Records supplied:
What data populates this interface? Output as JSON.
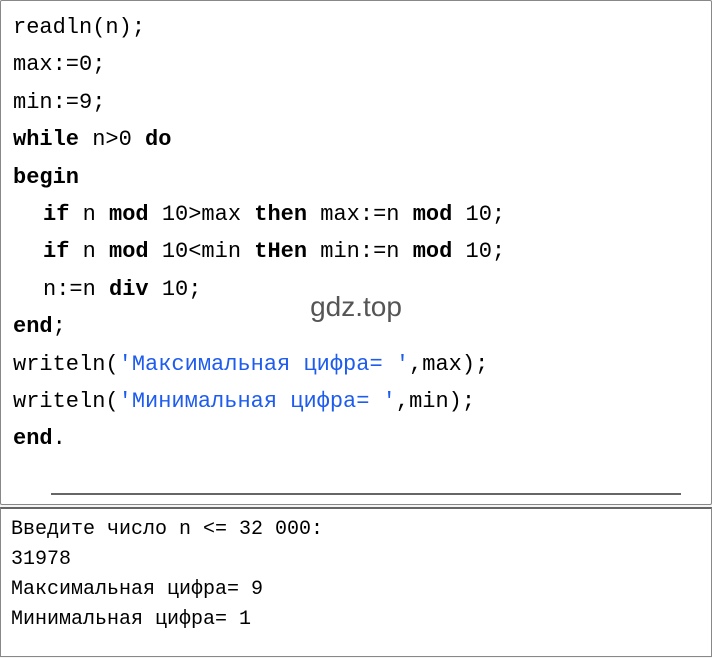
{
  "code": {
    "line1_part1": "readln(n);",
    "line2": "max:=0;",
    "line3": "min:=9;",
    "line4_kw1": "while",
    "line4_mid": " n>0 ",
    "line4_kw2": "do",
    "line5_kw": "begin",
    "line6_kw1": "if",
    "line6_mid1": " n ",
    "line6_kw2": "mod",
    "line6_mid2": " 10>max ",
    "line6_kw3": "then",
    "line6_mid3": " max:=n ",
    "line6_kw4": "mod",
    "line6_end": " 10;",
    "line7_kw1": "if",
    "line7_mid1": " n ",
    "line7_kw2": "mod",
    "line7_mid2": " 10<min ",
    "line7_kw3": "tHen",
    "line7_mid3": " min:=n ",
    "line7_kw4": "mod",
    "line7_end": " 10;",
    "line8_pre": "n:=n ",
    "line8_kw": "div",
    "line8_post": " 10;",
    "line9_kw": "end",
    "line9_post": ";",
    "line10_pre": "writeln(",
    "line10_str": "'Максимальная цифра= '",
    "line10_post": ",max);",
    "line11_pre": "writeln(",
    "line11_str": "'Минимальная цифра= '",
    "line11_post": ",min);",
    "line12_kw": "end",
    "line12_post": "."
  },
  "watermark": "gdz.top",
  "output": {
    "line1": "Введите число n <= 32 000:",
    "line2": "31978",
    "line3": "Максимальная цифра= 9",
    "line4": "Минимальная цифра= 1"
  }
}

--

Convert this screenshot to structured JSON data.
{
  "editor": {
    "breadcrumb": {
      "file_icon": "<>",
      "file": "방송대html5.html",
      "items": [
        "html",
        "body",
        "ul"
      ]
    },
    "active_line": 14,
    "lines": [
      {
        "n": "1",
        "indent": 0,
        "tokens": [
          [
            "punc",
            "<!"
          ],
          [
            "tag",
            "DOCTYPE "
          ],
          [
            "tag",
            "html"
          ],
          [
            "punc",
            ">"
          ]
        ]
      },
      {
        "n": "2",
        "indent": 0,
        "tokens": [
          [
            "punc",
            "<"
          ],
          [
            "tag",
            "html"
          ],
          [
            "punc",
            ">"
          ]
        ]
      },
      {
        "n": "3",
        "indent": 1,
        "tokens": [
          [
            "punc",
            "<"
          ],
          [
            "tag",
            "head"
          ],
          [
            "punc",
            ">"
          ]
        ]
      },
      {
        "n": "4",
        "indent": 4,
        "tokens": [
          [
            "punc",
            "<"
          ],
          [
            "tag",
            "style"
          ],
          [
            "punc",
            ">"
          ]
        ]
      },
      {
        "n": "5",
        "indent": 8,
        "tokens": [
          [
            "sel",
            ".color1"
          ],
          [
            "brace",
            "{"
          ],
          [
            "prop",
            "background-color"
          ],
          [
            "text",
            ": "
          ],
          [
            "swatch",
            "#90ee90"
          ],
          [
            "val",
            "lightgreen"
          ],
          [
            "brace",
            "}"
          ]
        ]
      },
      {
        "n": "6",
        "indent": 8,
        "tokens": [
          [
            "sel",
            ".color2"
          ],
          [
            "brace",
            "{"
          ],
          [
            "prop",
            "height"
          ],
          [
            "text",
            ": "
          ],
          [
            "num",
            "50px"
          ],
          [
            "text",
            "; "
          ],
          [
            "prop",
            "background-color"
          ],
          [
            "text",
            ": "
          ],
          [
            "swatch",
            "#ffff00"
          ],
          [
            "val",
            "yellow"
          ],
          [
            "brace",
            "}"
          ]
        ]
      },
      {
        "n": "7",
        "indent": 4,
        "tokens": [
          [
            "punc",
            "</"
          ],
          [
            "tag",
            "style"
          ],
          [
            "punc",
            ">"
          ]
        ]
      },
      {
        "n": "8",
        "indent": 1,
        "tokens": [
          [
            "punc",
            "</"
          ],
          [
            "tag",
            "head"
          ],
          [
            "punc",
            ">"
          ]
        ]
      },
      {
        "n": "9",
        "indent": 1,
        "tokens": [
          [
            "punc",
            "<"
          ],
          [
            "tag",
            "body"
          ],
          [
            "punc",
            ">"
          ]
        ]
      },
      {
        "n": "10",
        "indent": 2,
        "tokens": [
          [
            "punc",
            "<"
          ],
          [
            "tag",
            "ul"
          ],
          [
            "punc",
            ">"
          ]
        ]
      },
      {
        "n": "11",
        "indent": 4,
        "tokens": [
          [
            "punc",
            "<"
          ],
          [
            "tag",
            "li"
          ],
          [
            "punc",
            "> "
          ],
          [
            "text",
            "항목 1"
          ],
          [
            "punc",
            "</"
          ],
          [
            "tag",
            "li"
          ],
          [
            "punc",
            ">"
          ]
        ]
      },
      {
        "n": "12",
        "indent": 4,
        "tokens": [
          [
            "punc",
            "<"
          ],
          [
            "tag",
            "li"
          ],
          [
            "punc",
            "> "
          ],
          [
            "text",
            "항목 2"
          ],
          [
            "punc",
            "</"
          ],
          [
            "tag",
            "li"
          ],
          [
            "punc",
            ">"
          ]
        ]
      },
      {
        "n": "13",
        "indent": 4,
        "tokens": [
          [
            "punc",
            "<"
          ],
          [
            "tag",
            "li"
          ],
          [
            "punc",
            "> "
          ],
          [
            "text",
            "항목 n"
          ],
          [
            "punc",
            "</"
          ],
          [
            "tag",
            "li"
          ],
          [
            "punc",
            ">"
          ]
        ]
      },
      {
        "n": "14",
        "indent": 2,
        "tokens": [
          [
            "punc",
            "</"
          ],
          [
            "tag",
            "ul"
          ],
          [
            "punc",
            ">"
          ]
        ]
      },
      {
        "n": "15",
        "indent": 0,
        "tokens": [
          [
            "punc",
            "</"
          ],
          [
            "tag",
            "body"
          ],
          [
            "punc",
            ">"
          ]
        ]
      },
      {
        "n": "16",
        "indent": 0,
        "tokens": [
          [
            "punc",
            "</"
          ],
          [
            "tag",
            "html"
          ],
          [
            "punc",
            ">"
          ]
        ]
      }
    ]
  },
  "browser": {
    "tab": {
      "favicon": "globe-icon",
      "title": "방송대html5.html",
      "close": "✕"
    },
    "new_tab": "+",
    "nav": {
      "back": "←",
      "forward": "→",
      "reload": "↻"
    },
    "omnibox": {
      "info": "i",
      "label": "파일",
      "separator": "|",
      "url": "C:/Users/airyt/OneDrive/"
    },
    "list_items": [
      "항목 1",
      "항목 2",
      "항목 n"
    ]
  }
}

Required work: Pull out every line of the records that includes the string "data".

Result of this exercise:
What data populates this interface? Output as JSON.
Convert this screenshot to structured JSON data.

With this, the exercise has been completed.